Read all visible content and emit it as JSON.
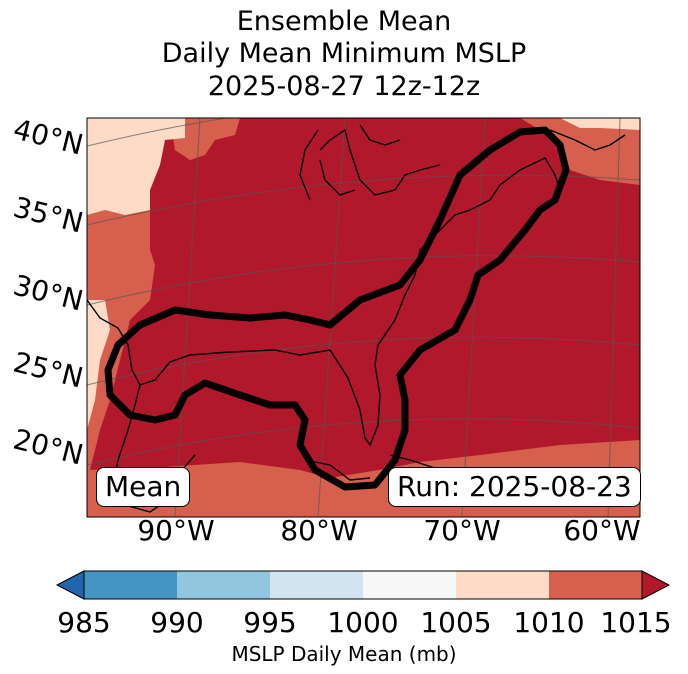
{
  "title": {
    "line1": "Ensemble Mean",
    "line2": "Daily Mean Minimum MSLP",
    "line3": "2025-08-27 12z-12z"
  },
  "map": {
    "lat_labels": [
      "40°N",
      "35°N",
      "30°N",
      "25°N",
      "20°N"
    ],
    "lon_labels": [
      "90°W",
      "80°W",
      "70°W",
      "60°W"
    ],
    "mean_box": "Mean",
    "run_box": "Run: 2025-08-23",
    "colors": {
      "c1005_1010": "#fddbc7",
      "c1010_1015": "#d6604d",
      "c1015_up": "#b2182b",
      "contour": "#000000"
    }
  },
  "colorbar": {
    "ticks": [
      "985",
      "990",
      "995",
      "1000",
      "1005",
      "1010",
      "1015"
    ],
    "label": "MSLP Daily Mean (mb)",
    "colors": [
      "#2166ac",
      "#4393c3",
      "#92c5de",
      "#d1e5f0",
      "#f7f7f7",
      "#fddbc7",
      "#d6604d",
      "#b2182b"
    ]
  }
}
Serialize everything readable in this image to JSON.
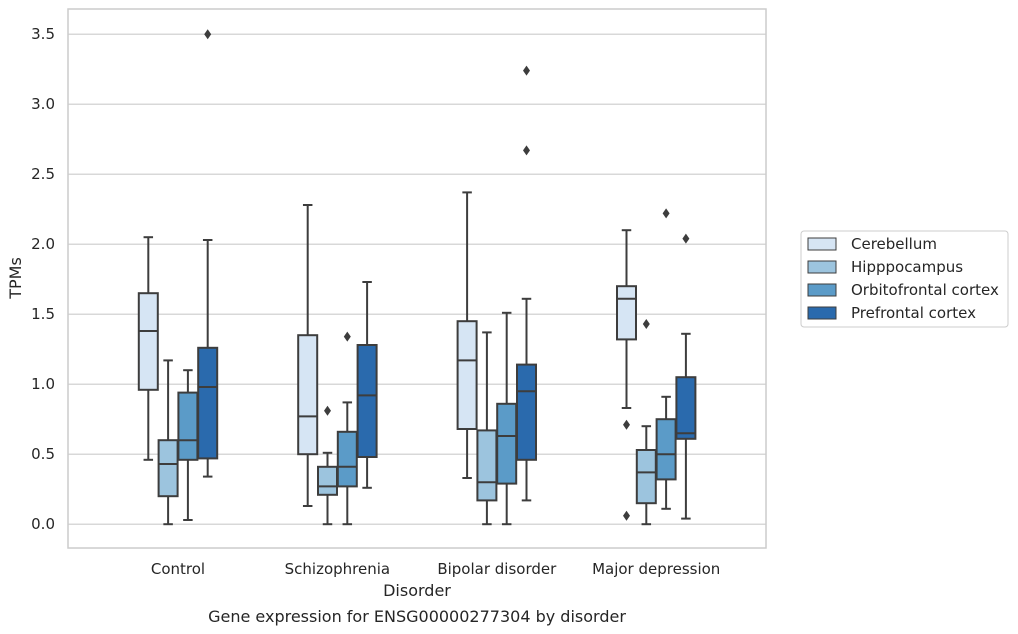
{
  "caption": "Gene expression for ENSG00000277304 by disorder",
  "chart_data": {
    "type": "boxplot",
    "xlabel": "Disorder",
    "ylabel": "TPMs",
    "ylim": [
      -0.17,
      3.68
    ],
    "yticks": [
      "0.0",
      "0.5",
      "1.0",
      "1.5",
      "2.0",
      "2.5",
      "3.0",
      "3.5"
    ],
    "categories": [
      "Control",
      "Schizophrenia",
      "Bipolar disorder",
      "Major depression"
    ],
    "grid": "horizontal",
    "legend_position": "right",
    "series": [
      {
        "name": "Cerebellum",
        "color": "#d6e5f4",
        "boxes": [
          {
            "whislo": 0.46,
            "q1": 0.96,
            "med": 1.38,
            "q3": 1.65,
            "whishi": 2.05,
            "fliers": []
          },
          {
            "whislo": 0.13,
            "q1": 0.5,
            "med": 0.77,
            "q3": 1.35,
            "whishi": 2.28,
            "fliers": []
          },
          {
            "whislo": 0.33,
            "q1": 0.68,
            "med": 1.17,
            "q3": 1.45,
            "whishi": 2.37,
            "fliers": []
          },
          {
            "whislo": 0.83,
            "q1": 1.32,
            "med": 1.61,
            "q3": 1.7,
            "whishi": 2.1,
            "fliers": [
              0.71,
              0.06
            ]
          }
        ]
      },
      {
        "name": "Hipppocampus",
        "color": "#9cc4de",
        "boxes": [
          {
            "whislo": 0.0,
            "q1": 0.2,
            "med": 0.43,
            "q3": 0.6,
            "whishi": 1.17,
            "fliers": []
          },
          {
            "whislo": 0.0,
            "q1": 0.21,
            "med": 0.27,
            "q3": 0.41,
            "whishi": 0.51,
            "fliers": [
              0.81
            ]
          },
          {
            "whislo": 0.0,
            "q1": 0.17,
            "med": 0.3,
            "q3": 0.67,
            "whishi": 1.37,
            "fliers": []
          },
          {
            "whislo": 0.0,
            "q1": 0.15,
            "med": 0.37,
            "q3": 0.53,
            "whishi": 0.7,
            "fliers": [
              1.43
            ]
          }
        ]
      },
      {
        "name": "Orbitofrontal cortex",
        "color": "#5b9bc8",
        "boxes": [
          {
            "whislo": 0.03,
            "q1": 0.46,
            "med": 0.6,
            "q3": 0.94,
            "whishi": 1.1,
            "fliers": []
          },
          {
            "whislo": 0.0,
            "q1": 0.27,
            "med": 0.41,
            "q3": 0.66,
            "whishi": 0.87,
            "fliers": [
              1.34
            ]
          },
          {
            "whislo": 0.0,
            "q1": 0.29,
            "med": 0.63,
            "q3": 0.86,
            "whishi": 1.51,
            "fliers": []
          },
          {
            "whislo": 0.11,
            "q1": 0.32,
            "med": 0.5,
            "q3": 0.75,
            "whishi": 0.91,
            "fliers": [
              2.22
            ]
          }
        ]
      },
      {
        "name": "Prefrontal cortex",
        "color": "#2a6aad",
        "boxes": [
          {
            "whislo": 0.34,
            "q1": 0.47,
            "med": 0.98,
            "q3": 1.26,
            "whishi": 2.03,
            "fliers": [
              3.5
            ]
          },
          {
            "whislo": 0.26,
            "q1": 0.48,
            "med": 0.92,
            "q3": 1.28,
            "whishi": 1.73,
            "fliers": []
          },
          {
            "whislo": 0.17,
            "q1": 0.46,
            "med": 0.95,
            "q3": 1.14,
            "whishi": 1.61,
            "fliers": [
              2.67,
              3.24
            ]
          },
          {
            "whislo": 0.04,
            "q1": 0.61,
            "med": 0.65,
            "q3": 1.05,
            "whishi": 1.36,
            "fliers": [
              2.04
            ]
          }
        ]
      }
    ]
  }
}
- - -
■ What you should do
Give every record again exactly, apart from the pictures, which stay out.

■ Answer to the task
Read all visible content and emit it as JSON.
{
  "title": {
    "line1": "Ensemble Mean",
    "line2": "Daily Mean Minimum MSLP",
    "line3": "2025-08-27 12z-12z"
  },
  "map": {
    "lat_labels": [
      "40°N",
      "35°N",
      "30°N",
      "25°N",
      "20°N"
    ],
    "lon_labels": [
      "90°W",
      "80°W",
      "70°W",
      "60°W"
    ],
    "mean_box": "Mean",
    "run_box": "Run: 2025-08-23",
    "colors": {
      "c1005_1010": "#fddbc7",
      "c1010_1015": "#d6604d",
      "c1015_up": "#b2182b",
      "contour": "#000000"
    }
  },
  "colorbar": {
    "ticks": [
      "985",
      "990",
      "995",
      "1000",
      "1005",
      "1010",
      "1015"
    ],
    "label": "MSLP Daily Mean (mb)",
    "colors": [
      "#2166ac",
      "#4393c3",
      "#92c5de",
      "#d1e5f0",
      "#f7f7f7",
      "#fddbc7",
      "#d6604d",
      "#b2182b"
    ]
  }
}
Serialize everything readable in this image to JSON.
{
  "caption": "Gene expression for ENSG00000277304 by disorder",
  "chart_data": {
    "type": "boxplot",
    "xlabel": "Disorder",
    "ylabel": "TPMs",
    "ylim": [
      -0.17,
      3.68
    ],
    "yticks": [
      "0.0",
      "0.5",
      "1.0",
      "1.5",
      "2.0",
      "2.5",
      "3.0",
      "3.5"
    ],
    "categories": [
      "Control",
      "Schizophrenia",
      "Bipolar disorder",
      "Major depression"
    ],
    "grid": "horizontal",
    "legend_position": "right",
    "series": [
      {
        "name": "Cerebellum",
        "color": "#d6e5f4",
        "boxes": [
          {
            "whislo": 0.46,
            "q1": 0.96,
            "med": 1.38,
            "q3": 1.65,
            "whishi": 2.05,
            "fliers": []
          },
          {
            "whislo": 0.13,
            "q1": 0.5,
            "med": 0.77,
            "q3": 1.35,
            "whishi": 2.28,
            "fliers": []
          },
          {
            "whislo": 0.33,
            "q1": 0.68,
            "med": 1.17,
            "q3": 1.45,
            "whishi": 2.37,
            "fliers": []
          },
          {
            "whislo": 0.83,
            "q1": 1.32,
            "med": 1.61,
            "q3": 1.7,
            "whishi": 2.1,
            "fliers": [
              0.71,
              0.06
            ]
          }
        ]
      },
      {
        "name": "Hipppocampus",
        "color": "#9cc4de",
        "boxes": [
          {
            "whislo": 0.0,
            "q1": 0.2,
            "med": 0.43,
            "q3": 0.6,
            "whishi": 1.17,
            "fliers": []
          },
          {
            "whislo": 0.0,
            "q1": 0.21,
            "med": 0.27,
            "q3": 0.41,
            "whishi": 0.51,
            "fliers": [
              0.81
            ]
          },
          {
            "whislo": 0.0,
            "q1": 0.17,
            "med": 0.3,
            "q3": 0.67,
            "whishi": 1.37,
            "fliers": []
          },
          {
            "whislo": 0.0,
            "q1": 0.15,
            "med": 0.37,
            "q3": 0.53,
            "whishi": 0.7,
            "fliers": [
              1.43
            ]
          }
        ]
      },
      {
        "name": "Orbitofrontal cortex",
        "color": "#5b9bc8",
        "boxes": [
          {
            "whislo": 0.03,
            "q1": 0.46,
            "med": 0.6,
            "q3": 0.94,
            "whishi": 1.1,
            "fliers": []
          },
          {
            "whislo": 0.0,
            "q1": 0.27,
            "med": 0.41,
            "q3": 0.66,
            "whishi": 0.87,
            "fliers": [
              1.34
            ]
          },
          {
            "whislo": 0.0,
            "q1": 0.29,
            "med": 0.63,
            "q3": 0.86,
            "whishi": 1.51,
            "fliers": []
          },
          {
            "whislo": 0.11,
            "q1": 0.32,
            "med": 0.5,
            "q3": 0.75,
            "whishi": 0.91,
            "fliers": [
              2.22
            ]
          }
        ]
      },
      {
        "name": "Prefrontal cortex",
        "color": "#2a6aad",
        "boxes": [
          {
            "whislo": 0.34,
            "q1": 0.47,
            "med": 0.98,
            "q3": 1.26,
            "whishi": 2.03,
            "fliers": [
              3.5
            ]
          },
          {
            "whislo": 0.26,
            "q1": 0.48,
            "med": 0.92,
            "q3": 1.28,
            "whishi": 1.73,
            "fliers": []
          },
          {
            "whislo": 0.17,
            "q1": 0.46,
            "med": 0.95,
            "q3": 1.14,
            "whishi": 1.61,
            "fliers": [
              2.67,
              3.24
            ]
          },
          {
            "whislo": 0.04,
            "q1": 0.61,
            "med": 0.65,
            "q3": 1.05,
            "whishi": 1.36,
            "fliers": [
              2.04
            ]
          }
        ]
      }
    ]
  }
}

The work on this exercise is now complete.